Print exactly, and only, the lines running from the line containing "What does this" through the end of the records below.

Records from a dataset
----------
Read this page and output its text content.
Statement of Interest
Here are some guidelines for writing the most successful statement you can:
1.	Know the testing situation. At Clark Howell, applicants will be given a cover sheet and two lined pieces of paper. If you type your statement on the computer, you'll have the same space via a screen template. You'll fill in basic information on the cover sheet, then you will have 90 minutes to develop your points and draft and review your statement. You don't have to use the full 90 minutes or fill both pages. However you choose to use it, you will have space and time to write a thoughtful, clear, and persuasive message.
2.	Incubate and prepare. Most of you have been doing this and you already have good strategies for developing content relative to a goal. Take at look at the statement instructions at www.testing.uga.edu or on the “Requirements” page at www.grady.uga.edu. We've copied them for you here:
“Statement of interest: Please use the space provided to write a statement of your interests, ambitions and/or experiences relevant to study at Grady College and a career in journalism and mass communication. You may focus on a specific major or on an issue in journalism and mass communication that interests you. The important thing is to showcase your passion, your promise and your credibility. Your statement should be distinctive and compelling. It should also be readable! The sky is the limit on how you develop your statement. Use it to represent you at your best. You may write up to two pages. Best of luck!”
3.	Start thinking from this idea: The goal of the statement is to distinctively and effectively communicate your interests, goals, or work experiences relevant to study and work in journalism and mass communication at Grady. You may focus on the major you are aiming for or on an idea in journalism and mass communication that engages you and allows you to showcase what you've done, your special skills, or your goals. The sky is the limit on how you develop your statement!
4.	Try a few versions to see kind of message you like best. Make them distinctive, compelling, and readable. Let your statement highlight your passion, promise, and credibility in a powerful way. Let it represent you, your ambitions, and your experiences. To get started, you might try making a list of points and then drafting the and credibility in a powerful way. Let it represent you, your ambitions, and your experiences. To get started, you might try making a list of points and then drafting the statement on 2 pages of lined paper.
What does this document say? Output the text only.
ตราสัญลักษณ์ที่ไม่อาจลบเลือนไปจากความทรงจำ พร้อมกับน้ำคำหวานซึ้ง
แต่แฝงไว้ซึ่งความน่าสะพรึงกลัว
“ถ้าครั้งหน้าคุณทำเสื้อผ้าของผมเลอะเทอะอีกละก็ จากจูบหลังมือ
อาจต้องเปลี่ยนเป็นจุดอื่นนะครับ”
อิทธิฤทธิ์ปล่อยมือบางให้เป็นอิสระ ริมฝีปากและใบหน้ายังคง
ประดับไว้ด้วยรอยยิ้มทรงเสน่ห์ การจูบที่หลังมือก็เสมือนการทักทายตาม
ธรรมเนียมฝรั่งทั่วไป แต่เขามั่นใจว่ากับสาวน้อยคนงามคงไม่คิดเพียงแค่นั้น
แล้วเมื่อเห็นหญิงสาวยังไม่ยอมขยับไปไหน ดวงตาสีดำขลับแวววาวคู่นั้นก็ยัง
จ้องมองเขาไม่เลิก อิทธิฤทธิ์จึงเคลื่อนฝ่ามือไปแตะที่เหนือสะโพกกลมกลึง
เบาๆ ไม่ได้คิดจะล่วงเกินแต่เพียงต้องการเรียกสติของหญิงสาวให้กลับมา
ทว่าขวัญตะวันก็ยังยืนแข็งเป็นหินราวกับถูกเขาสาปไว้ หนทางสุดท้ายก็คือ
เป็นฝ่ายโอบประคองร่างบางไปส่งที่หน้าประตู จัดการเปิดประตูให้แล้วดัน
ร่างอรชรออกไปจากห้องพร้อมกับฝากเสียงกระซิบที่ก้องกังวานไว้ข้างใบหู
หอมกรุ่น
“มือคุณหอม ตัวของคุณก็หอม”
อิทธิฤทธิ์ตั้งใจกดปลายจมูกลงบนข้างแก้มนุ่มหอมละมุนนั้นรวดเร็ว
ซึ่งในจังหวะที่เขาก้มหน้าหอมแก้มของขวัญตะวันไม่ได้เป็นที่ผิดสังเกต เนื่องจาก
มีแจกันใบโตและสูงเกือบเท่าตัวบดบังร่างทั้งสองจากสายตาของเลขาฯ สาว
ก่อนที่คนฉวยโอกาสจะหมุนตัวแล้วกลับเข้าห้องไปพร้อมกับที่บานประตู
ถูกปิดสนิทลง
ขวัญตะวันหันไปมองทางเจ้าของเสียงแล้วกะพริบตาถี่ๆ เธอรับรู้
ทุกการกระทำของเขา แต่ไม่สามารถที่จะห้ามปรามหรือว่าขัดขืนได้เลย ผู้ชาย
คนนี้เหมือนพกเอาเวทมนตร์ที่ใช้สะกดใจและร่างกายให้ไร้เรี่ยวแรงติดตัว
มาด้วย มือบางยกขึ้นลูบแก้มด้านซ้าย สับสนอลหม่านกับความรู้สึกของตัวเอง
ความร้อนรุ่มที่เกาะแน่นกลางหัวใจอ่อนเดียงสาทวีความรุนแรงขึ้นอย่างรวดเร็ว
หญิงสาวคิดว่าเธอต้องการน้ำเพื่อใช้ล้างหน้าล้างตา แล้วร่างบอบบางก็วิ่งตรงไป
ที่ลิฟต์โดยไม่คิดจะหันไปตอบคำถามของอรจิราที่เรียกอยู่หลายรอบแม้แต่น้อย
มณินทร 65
----------
**The reply:**
What does this document say? Output the text only.
ตราสัญลักษณ์ที่ไม่อาจลบเลือนไปจากความทรงจำ พร้อมกับน้ำคำหวานซึ้ง
แต่แฝงไว้ซึ่งความน่าสะพรึงกลัว
“ถ้าครั้งหน้าคุณทำเสื้อผ้าของผมเลอะเทอะอีกละก็ จากจูบหลังมือ
อาจต้องเปลี่ยนเป็นจุดอื่นนะครับ”
อิทธิฤทธิ์ปล่อยมือบางให้เป็นอิสระ ริมฝีปากและใบหน้ายังคง
ประดับไว้ด้วยรอยยิ้มทรงเสน่ห์ การจูบที่หลังมือก็เสมือนการทักทายตาม
ธรรมเนียมฝรั่งทั่วไป แต่เขามั่นใจว่ากับสาวน้อยคนงามคงไม่คิดเพียงแค่นั้น
แล้วเมื่อเห็นหญิงสาวยังไม่ยอมขยับไปไหน ดวงตาสีดำขลับแวววาวคู่นั้นก็ยัง
จ้องมองเขาไม่เลิก อิทธิฤทธิ์จึงเคลื่อนฝ่ามือไปแตะที่เหนือสะโพกกลมกลึง
เบาๆ ไม่ได้คิดจะล่วงเกินแต่เพียงต้องการเรียกสติของหญิงสาวให้กลับมา
ทว่าขวัญตะวันก็ยังยืนแข็งเป็นหินราวกับถูกเขาสาปไว้ หนทางสุดท้ายก็คือ
เป็นฝ่ายโอบประคองร่างบางไปส่งที่หน้าประตู จัดการเปิดประตูให้แล้วดัน
ร่างอรชรออกไปจากห้องพร้อมกับฝากเสียงกระซิบที่ก้องกังวานไว้ข้างใบหู
หอมกรุ่น
“มือคุณหอม ตัวของคุณก็หอม”
อิทธิฤทธิ์ตั้งใจกดปลายจมูกลงบนข้างแก้มนุ่มหอมละมุนนั้นรวดเร็ว
ซึ่งในจังหวะที่เขาก้มหน้าหอมแก้มของขวัญตะวันไม่ได้เป็นที่ผิดสังเกต เนื่องจาก
มีแจกันใบโตและสูงเกือบเท่าตัวบดบังร่างทั้งสองจากสายตาของเลขาฯ สาว
ก่อนที่คนฉวยโอกาสจะหมุนตัวแล้วกลับเข้าห้องไปพร้อมกับที่บานประตู
ถูกปิดสนิทลง
ขวัญตะวันหันไปมองทางเจ้าของเสียงแล้วกะพริบตาถี่ๆ เธอรับรู้
ทุกการกระทำของเขา แต่ไม่สามารถที่จะห้ามปรามหรือว่าขัดขืนได้เลย ผู้ชาย
คนนี้เหมือนพกเอาเวทมนตร์ที่ใช้สะกดใจและร่างกายให้ไร้เรี่ยวแรงติดตัว
มาด้วย มือบางยกขึ้นลูบแก้มด้านซ้าย สับสนอลหม่านกับความรู้สึกของตัวเอง
ความร้อนรุ่มที่เกาะแน่นกลางหัวใจอ่อนเดียงสาทวีความรุนแรงขึ้นอย่างรวดเร็ว
หญิงสาวคิดว่าเธอต้องการน้ำเพื่อใช้ล้างหน้าล้างตา แล้วร่างบอบบางก็วิ่งตรงไป
ที่ลิฟต์โดยไม่คิดจะหันไปตอบคำถามของอรจิราที่เรียกอยู่หลายรอบแม้แต่น้อย
มณินทร 65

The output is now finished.